Retype the records below exactly as they appear, but leave out any pictures.
═══ Available data ═══
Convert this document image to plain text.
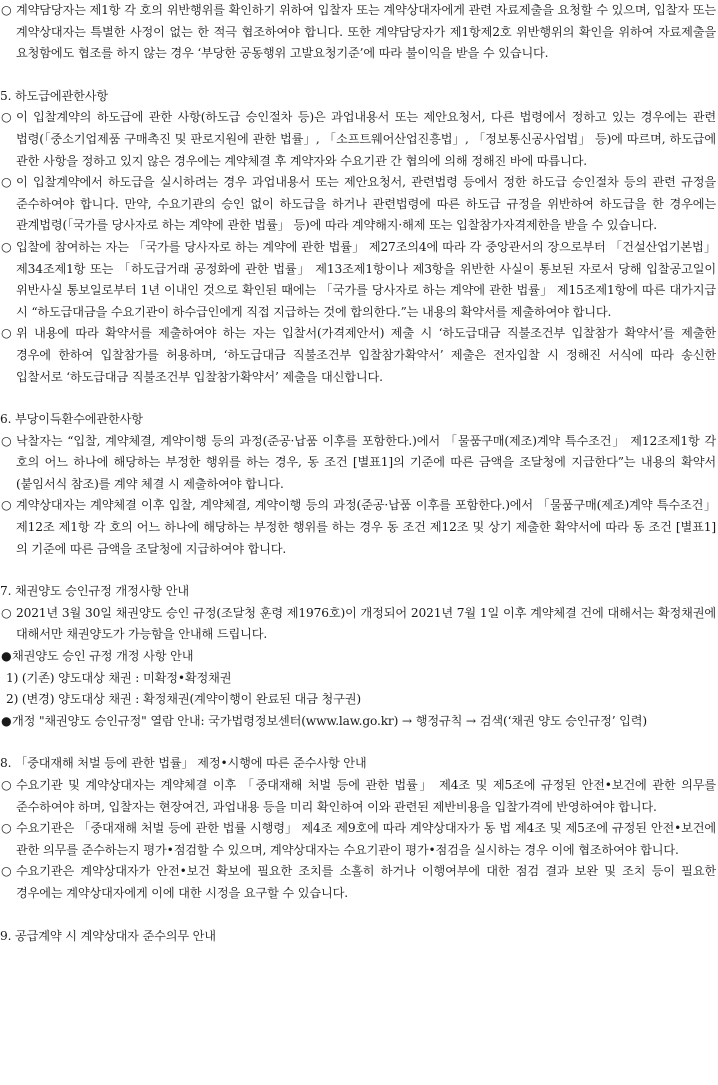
○ 계약담당자는 제1항 각 호의 위반행위를 확인하기 위하여 입찰자 또는 계약상대자에게 관련 자료제출을 요청할 수 있으며, 입찰자 또는 계약상대자는 특별한 사정이 없는 한 적극 협조하여야 합니다. 또한 계약담당자가 제1항제2호 위반행위의 확인을 위하여 자료제출을 요청함에도 협조를 하지 않는 경우 ‘부당한 공동행위 고발요청기준’에 따라 불이익을 받을 수 있습니다.
5. 하도급에관한사항
○ 이 입찰계약의 하도급에 관한 사항(하도급 승인절차 등)은 과업내용서 또는 제안요청서, 다른 법령에서 정하고 있는 경우에는 관련 법령(「중소기업제품 구매촉진 및 판로지원에 관한 법률」, 「소프트웨어산업진흥법」, 「정보통신공사업법」 등)에 따르며, 하도급에 관한 사항을 정하고 있지 않은 경우에는 계약체결 후 계약자와 수요기관 간 협의에 의해 정해진 바에 따릅니다.
○ 이 입찰계약에서 하도급을 실시하려는 경우 과업내용서 또는 제안요청서, 관련법령 등에서 정한 하도급 승인절차 등의 관련 규정을 준수하여야 합니다. 만약, 수요기관의 승인 없이 하도급을 하거나 관련법령에 따른 하도급 규정을 위반하여 하도급을 한 경우에는 관계법령(「국가를 당사자로 하는 계약에 관한 법률」 등)에 따라 계약해지·해제 또는 입찰참가자격제한을 받을 수 있습니다.
○ 입찰에 참여하는 자는 「국가를 당사자로 하는 계약에 관한 법률」 제27조의4에 따라 각 중앙관서의 장으로부터 「건설산업기본법」 제34조제1항 또는 「하도급거래 공정화에 관한 법률」 제13조제1항이나 제3항을 위반한 사실이 통보된 자로서 당해 입찰공고일이 위반사실 통보일로부터 1년 이내인 것으로 확인된 때에는 「국가를 당사자로 하는 계약에 관한 법률」 제15조제1항에 따른 대가지급 시 “하도급대금을 수요기관이 하수급인에게 직접 지급하는 것에 합의한다.”는 내용의 확약서를 제출하여야 합니다.
○ 위 내용에 따라 확약서를 제출하여야 하는 자는 입찰서(가격제안서) 제출 시 ‘하도급대금 직불조건부 입찰참가 확약서’를 제출한 경우에 한하여 입찰참가를 허용하며, ‘하도급대금 직불조건부 입찰참가확약서’ 제출은 전자입찰 시 정해진 서식에 따라 송신한 입찰서로 ‘하도급대금 직불조건부 입찰참가확약서’ 제출을 대신합니다.
6. 부당이득환수에관한사항
○ 낙찰자는 “입찰, 계약체결, 계약이행 등의 과정(준공·납품 이후를 포함한다.)에서 「물품구매(제조)계약 특수조건」 제12조제1항 각 호의 어느 하나에 해당하는 부정한 행위를 하는 경우, 동 조건 [별표1]의 기준에 따른 금액을 조달청에 지급한다”는 내용의 확약서(붙임서식 참조)를 계약 체결 시 제출하여야 합니다.
○ 계약상대자는 계약체결 이후 입찰, 계약체결, 계약이행 등의 과정(준공·납품 이후를 포함한다.)에서 「물품구매(제조)계약 특수조건」 제12조 제1항 각 호의 어느 하나에 해당하는 부정한 행위를 하는 경우 동 조건 제12조 및 상기 제출한 확약서에 따라 동 조건 [별표1]의 기준에 따른 금액을 조달청에 지급하여야 합니다.
7. 채권양도 승인규정 개정사항 안내
○ 2021년 3월 30일 채권양도 승인 규정(조달청 훈령 제1976호)이 개정되어 2021년 7월 1일 이후 계약체결 건에 대해서는 확정채권에 대해서만 채권양도가 가능함을 안내해 드립니다.
● 채권양도 승인 규정 개정 사항 안내
1) (기존) 양도대상 채권 : 미확정•확정채권
2) (변경) 양도대상 채권 : 확정채권(계약이행이 완료된 대금 청구권)
● 개정 "채권양도 승인규정" 열람 안내: 국가법령정보센터(www.law.go.kr) → 행정규칙 → 검색(‘채권 양도 승인규정’ 입력)
8. 「중대재해 처벌 등에 관한 법률」 제정•시행에 따른 준수사항 안내
○ 수요기관 및 계약상대자는 계약체결 이후 「중대재해 처벌 등에 관한 법률」 제4조 및 제5조에 규정된 안전•보건에 관한 의무를 준수하여야 하며, 입찰자는 현장여건, 과업내용 등을 미리 확인하여 이와 관련된 제반비용을 입찰가격에 반영하여야 합니다.
○ 수요기관은 「중대재해 처벌 등에 관한 법률 시행령」 제4조 제9호에 따라 계약상대자가 동 법 제4조 및 제5조에 규정된 안전•보건에 관한 의무를 준수하는지 평가•점검할 수 있으며, 계약상대자는 수요기관이 평가•점검을 실시하는 경우 이에 협조하여야 합니다.
○ 수요기관은 계약상대자가 안전•보건 확보에 필요한 조치를 소홀히 하거나 이행여부에 대한 점검 결과 보완 및 조치 등이 필요한 경우에는 계약상대자에게 이에 대한 시정을 요구할 수 있습니다.
9. 공급계약 시 계약상대자 준수의무 안내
═══
▸ Answer for the task:
Convert this document image to plain text.
○ 계약담당자는 제1항 각 호의 위반행위를 확인하기 위하여 입찰자 또는 계약상대자에게 관련 자료제출을 요청할 수 있으며, 입찰자 또는 계약상대자는 특별한 사정이 없는 한 적극 협조하여야 합니다. 또한 계약담당자가 제1항제2호 위반행위의 확인을 위하여 자료제출을 요청함에도 협조를 하지 않는 경우 ‘부당한 공동행위 고발요청기준’에 따라 불이익을 받을 수 있습니다.
5. 하도급에관한사항
○ 이 입찰계약의 하도급에 관한 사항(하도급 승인절차 등)은 과업내용서 또는 제안요청서, 다른 법령에서 정하고 있는 경우에는 관련 법령(「중소기업제품 구매촉진 및 판로지원에 관한 법률」, 「소프트웨어산업진흥법」, 「정보통신공사업법」 등)에 따르며, 하도급에 관한 사항을 정하고 있지 않은 경우에는 계약체결 후 계약자와 수요기관 간 협의에 의해 정해진 바에 따릅니다.
○ 이 입찰계약에서 하도급을 실시하려는 경우 과업내용서 또는 제안요청서, 관련법령 등에서 정한 하도급 승인절차 등의 관련 규정을 준수하여야 합니다. 만약, 수요기관의 승인 없이 하도급을 하거나 관련법령에 따른 하도급 규정을 위반하여 하도급을 한 경우에는 관계법령(「국가를 당사자로 하는 계약에 관한 법률」 등)에 따라 계약해지·해제 또는 입찰참가자격제한을 받을 수 있습니다.
○ 입찰에 참여하는 자는 「국가를 당사자로 하는 계약에 관한 법률」 제27조의4에 따라 각 중앙관서의 장으로부터 「건설산업기본법」 제34조제1항 또는 「하도급거래 공정화에 관한 법률」 제13조제1항이나 제3항을 위반한 사실이 통보된 자로서 당해 입찰공고일이 위반사실 통보일로부터 1년 이내인 것으로 확인된 때에는 「국가를 당사자로 하는 계약에 관한 법률」 제15조제1항에 따른 대가지급 시 “하도급대금을 수요기관이 하수급인에게 직접 지급하는 것에 합의한다.”는 내용의 확약서를 제출하여야 합니다.
○ 위 내용에 따라 확약서를 제출하여야 하는 자는 입찰서(가격제안서) 제출 시 ‘하도급대금 직불조건부 입찰참가 확약서’를 제출한 경우에 한하여 입찰참가를 허용하며, ‘하도급대금 직불조건부 입찰참가확약서’ 제출은 전자입찰 시 정해진 서식에 따라 송신한 입찰서로 ‘하도급대금 직불조건부 입찰참가확약서’ 제출을 대신합니다.
6. 부당이득환수에관한사항
○ 낙찰자는 “입찰, 계약체결, 계약이행 등의 과정(준공·납품 이후를 포함한다.)에서 「물품구매(제조)계약 특수조건」 제12조제1항 각 호의 어느 하나에 해당하는 부정한 행위를 하는 경우, 동 조건 [별표1]의 기준에 따른 금액을 조달청에 지급한다”는 내용의 확약서(붙임서식 참조)를 계약 체결 시 제출하여야 합니다.
○ 계약상대자는 계약체결 이후 입찰, 계약체결, 계약이행 등의 과정(준공·납품 이후를 포함한다.)에서 「물품구매(제조)계약 특수조건」 제12조 제1항 각 호의 어느 하나에 해당하는 부정한 행위를 하는 경우 동 조건 제12조 및 상기 제출한 확약서에 따라 동 조건 [별표1]의 기준에 따른 금액을 조달청에 지급하여야 합니다.
7. 채권양도 승인규정 개정사항 안내
○ 2021년 3월 30일 채권양도 승인 규정(조달청 훈령 제1976호)이 개정되어 2021년 7월 1일 이후 계약체결 건에 대해서는 확정채권에 대해서만 채권양도가 가능함을 안내해 드립니다.
● 채권양도 승인 규정 개정 사항 안내
1) (기존) 양도대상 채권 : 미확정•확정채권
2) (변경) 양도대상 채권 : 확정채권(계약이행이 완료된 대금 청구권)
● 개정 "채권양도 승인규정" 열람 안내: 국가법령정보센터(www.law.go.kr) → 행정규칙 → 검색(‘채권 양도 승인규정’ 입력)
8. 「중대재해 처벌 등에 관한 법률」 제정•시행에 따른 준수사항 안내
○ 수요기관 및 계약상대자는 계약체결 이후 「중대재해 처벌 등에 관한 법률」 제4조 및 제5조에 규정된 안전•보건에 관한 의무를 준수하여야 하며, 입찰자는 현장여건, 과업내용 등을 미리 확인하여 이와 관련된 제반비용을 입찰가격에 반영하여야 합니다.
○ 수요기관은 「중대재해 처벌 등에 관한 법률 시행령」 제4조 제9호에 따라 계약상대자가 동 법 제4조 및 제5조에 규정된 안전•보건에 관한 의무를 준수하는지 평가•점검할 수 있으며, 계약상대자는 수요기관이 평가•점검을 실시하는 경우 이에 협조하여야 합니다.
○ 수요기관은 계약상대자가 안전•보건 확보에 필요한 조치를 소홀히 하거나 이행여부에 대한 점검 결과 보완 및 조치 등이 필요한 경우에는 계약상대자에게 이에 대한 시정을 요구할 수 있습니다.
9. 공급계약 시 계약상대자 준수의무 안내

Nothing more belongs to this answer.